To be done: Rewrite the stretch of records from the start through the line containing "page-number: 1: [1065, 1574, 1077, 1600]", changing "paragraph" to "text-block" and keeping everything else unchanged.
===== Available records
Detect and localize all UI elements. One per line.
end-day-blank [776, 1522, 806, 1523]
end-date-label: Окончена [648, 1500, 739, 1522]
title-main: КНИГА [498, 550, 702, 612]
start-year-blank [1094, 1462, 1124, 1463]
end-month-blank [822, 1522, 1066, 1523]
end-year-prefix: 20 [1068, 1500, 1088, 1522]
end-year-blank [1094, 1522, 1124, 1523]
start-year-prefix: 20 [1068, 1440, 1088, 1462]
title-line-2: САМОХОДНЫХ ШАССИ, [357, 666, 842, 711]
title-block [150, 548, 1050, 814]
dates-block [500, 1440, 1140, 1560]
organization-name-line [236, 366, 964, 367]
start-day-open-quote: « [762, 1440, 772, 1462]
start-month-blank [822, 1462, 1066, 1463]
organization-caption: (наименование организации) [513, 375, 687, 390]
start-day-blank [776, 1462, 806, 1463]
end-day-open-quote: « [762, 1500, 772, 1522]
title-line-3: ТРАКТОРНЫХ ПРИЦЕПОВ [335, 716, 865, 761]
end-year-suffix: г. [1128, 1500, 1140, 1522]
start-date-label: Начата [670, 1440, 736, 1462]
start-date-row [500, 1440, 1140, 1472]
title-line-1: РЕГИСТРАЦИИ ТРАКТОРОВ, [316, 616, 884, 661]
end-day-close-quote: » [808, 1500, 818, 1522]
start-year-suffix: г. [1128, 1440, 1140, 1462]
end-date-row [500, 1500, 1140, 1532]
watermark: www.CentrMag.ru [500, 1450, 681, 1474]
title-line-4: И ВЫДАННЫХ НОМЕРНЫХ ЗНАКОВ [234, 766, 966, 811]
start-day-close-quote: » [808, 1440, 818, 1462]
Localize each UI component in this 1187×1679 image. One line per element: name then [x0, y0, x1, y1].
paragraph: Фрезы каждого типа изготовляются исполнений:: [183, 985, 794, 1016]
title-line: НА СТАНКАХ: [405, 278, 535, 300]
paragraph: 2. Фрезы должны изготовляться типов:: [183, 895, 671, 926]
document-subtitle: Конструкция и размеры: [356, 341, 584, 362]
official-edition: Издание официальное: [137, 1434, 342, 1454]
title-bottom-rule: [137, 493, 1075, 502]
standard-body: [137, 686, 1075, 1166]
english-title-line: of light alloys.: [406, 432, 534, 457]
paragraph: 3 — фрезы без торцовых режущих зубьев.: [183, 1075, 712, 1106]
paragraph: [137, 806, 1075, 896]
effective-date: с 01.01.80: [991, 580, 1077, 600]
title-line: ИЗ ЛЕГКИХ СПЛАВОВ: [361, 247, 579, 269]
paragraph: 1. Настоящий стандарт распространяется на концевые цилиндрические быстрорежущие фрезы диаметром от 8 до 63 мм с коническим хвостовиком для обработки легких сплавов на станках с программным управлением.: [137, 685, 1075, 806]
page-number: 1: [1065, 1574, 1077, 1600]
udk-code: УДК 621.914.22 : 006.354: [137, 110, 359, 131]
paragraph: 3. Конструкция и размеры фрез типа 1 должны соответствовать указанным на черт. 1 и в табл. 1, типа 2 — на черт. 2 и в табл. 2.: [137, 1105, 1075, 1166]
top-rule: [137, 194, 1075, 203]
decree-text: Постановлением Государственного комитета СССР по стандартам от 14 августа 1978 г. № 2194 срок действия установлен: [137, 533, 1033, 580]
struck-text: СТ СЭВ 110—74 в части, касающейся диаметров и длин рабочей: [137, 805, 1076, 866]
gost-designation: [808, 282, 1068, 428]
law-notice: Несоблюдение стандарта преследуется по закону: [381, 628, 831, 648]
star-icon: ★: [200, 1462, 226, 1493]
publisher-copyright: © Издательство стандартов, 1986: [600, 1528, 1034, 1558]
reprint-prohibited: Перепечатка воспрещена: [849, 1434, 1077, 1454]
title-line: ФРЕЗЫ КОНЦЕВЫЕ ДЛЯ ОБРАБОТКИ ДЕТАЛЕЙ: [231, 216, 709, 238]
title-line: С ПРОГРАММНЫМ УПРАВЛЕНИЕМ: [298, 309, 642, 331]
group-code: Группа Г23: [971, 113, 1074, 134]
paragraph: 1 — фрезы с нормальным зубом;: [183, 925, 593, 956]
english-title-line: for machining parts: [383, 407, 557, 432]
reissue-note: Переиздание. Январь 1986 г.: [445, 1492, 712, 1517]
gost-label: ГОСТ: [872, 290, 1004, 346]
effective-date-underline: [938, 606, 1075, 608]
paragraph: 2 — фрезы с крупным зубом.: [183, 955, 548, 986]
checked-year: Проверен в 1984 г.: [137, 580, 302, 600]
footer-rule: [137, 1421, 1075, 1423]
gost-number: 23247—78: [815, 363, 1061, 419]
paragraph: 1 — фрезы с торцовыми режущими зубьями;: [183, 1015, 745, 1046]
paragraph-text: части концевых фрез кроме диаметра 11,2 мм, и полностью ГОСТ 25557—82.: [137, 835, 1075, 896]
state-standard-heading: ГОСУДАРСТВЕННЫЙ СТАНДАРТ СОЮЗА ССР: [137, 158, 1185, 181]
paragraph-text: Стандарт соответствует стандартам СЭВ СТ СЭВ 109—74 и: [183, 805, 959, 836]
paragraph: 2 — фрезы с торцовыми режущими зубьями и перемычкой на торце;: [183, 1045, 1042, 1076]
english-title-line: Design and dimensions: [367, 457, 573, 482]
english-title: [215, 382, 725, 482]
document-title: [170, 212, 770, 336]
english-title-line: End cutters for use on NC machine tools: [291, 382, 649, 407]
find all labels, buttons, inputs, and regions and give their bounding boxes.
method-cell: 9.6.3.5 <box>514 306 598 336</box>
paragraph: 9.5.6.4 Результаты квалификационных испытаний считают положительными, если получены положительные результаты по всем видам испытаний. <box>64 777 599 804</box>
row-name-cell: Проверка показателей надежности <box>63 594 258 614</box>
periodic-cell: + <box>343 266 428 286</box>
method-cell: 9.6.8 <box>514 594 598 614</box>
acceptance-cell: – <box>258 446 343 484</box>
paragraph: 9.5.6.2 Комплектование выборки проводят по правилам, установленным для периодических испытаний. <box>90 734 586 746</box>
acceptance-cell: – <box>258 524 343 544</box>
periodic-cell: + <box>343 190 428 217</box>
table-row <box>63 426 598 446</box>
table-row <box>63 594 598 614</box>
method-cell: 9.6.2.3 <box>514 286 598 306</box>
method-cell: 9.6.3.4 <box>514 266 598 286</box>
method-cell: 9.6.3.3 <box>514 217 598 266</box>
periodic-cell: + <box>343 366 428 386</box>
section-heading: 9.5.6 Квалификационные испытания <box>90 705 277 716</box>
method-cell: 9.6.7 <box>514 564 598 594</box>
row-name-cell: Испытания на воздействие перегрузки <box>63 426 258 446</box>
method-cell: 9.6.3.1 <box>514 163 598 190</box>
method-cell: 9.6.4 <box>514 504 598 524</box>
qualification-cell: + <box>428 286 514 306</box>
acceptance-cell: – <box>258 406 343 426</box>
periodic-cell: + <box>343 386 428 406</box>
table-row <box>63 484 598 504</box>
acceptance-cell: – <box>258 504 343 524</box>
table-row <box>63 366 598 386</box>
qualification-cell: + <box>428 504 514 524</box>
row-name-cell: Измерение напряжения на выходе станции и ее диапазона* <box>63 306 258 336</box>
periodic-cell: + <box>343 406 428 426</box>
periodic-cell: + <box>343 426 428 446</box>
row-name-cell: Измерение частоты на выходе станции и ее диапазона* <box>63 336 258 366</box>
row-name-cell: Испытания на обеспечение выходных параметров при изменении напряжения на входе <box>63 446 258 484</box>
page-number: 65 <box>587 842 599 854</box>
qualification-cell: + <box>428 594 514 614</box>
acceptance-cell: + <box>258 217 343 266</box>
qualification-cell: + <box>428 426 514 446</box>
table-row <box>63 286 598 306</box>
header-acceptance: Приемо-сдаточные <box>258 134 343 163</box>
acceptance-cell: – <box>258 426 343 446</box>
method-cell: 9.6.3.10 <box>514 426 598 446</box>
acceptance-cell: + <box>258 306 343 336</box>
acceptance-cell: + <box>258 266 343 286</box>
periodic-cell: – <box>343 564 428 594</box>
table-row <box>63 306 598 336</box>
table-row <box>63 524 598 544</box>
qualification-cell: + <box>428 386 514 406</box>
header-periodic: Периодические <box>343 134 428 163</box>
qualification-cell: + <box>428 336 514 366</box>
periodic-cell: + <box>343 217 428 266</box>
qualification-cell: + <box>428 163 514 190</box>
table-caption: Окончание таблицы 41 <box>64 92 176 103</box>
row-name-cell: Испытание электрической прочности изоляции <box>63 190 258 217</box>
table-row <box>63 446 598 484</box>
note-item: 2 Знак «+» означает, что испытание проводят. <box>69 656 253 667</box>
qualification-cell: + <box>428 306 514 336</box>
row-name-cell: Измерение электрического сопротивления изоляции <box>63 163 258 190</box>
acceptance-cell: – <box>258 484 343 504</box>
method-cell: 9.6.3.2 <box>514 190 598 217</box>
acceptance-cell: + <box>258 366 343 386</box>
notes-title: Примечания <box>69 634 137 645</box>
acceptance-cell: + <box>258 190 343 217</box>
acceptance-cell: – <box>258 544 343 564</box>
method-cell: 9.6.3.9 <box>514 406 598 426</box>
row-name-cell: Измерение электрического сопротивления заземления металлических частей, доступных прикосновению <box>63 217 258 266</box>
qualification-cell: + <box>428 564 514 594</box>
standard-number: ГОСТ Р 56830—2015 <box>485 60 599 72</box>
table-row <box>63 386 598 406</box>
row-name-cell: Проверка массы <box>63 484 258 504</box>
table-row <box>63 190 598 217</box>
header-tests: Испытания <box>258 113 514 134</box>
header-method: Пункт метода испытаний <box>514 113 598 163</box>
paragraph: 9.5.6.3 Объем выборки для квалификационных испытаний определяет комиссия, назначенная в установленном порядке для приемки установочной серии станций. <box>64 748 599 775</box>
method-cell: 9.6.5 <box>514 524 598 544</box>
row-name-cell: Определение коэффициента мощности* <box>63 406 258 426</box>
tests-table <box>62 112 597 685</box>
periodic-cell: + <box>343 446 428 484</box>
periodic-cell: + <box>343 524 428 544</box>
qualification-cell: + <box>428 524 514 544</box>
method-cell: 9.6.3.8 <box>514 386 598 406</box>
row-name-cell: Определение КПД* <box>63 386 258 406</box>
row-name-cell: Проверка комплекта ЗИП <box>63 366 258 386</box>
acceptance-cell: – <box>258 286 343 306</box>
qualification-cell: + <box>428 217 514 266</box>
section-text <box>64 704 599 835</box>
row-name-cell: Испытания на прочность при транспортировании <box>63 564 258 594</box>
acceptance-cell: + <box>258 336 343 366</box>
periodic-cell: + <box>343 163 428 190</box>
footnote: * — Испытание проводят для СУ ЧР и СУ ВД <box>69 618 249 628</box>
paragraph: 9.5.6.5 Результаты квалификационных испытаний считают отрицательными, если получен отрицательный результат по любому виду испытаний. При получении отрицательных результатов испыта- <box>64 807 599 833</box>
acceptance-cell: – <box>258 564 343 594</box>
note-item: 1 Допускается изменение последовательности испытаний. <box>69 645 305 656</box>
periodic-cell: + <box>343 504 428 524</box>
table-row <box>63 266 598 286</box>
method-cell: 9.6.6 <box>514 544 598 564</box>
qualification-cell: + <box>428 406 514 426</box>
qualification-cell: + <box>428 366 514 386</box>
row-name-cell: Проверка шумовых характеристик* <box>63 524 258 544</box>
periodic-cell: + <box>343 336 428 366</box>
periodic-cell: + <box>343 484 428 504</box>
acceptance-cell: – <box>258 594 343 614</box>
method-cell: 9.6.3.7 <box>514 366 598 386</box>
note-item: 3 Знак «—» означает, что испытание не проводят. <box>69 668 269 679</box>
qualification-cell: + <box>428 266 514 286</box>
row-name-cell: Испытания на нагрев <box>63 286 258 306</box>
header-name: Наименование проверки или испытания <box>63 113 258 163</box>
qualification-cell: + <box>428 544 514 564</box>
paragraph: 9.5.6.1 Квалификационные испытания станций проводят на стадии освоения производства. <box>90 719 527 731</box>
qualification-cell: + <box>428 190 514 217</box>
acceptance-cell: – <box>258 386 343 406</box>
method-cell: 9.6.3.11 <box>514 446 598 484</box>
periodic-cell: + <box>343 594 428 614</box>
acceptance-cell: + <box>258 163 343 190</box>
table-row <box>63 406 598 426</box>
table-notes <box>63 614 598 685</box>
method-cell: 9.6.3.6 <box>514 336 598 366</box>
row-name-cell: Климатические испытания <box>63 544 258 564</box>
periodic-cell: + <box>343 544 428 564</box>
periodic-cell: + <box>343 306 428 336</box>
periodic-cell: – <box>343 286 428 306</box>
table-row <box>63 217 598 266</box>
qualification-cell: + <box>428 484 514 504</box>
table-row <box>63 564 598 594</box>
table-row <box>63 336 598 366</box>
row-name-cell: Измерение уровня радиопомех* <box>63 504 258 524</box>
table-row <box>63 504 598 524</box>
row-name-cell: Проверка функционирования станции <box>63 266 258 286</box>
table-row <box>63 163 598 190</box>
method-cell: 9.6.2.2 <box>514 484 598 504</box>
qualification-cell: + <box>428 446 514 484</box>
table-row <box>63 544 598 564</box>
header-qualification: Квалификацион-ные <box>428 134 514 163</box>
==========
Exercise solution:
Detect and localize all UI elements. One per line.
end-day-blank [776, 1522, 806, 1523]
end-date-label: Окончена [648, 1500, 739, 1522]
title-main: КНИГА [498, 550, 702, 612]
start-year-blank [1094, 1462, 1124, 1463]
end-month-blank [822, 1522, 1066, 1523]
end-year-prefix: 20 [1068, 1500, 1088, 1522]
end-year-blank [1094, 1522, 1124, 1523]
start-year-prefix: 20 [1068, 1440, 1088, 1462]
title-line-2: САМОХОДНЫХ ШАССИ, [357, 666, 842, 711]
title-block [150, 548, 1050, 814]
dates-block [500, 1440, 1140, 1560]
organization-name-line [236, 366, 964, 367]
start-day-open-quote: « [762, 1440, 772, 1462]
start-month-blank [822, 1462, 1066, 1463]
organization-caption: (наименование организации) [513, 375, 687, 390]
start-day-blank [776, 1462, 806, 1463]
end-day-open-quote: « [762, 1500, 772, 1522]
title-line-3: ТРАКТОРНЫХ ПРИЦЕПОВ [335, 716, 865, 761]
end-year-suffix: г. [1128, 1500, 1140, 1522]
start-date-label: Начата [670, 1440, 736, 1462]
start-date-row [500, 1440, 1140, 1472]
title-line-1: РЕГИСТРАЦИИ ТРАКТОРОВ, [316, 616, 884, 661]
end-day-close-quote: » [808, 1500, 818, 1522]
start-year-suffix: г. [1128, 1440, 1140, 1462]
end-date-row [500, 1500, 1140, 1532]
watermark: www.CentrMag.ru [500, 1450, 681, 1474]
title-line-4: И ВЫДАННЫХ НОМЕРНЫХ ЗНАКОВ [234, 766, 966, 811]
start-day-close-quote: » [808, 1440, 818, 1462]
Localize each UI component in this 1187×1679 image. One line per element: name then [x0, y0, x1, y1].
text-block: Фрезы каждого типа изготовляются исполнений:: [183, 985, 794, 1016]
title-line: НА СТАНКАХ: [405, 278, 535, 300]
text-block: 2. Фрезы должны изготовляться типов:: [183, 895, 671, 926]
document-subtitle: Конструкция и размеры: [356, 341, 584, 362]
official-edition: Издание официальное: [137, 1434, 342, 1454]
title-bottom-rule: [137, 493, 1075, 502]
standard-body: [137, 686, 1075, 1166]
english-title-line: of light alloys.: [406, 432, 534, 457]
text-block: 3 — фрезы без торцовых режущих зубьев.: [183, 1075, 712, 1106]
text-block: [137, 806, 1075, 896]
effective-date: с 01.01.80: [991, 580, 1077, 600]
title-line: ИЗ ЛЕГКИХ СПЛАВОВ: [361, 247, 579, 269]
text-block: 1. Настоящий стандарт распространяется на концевые цилиндрические быстрорежущие фрезы диаметром от 8 до 63 мм с коническим хвостовиком для обработки легких сплавов на станках с программным управлением.: [137, 685, 1075, 806]
page-number: 1: [1065, 1574, 1077, 1600]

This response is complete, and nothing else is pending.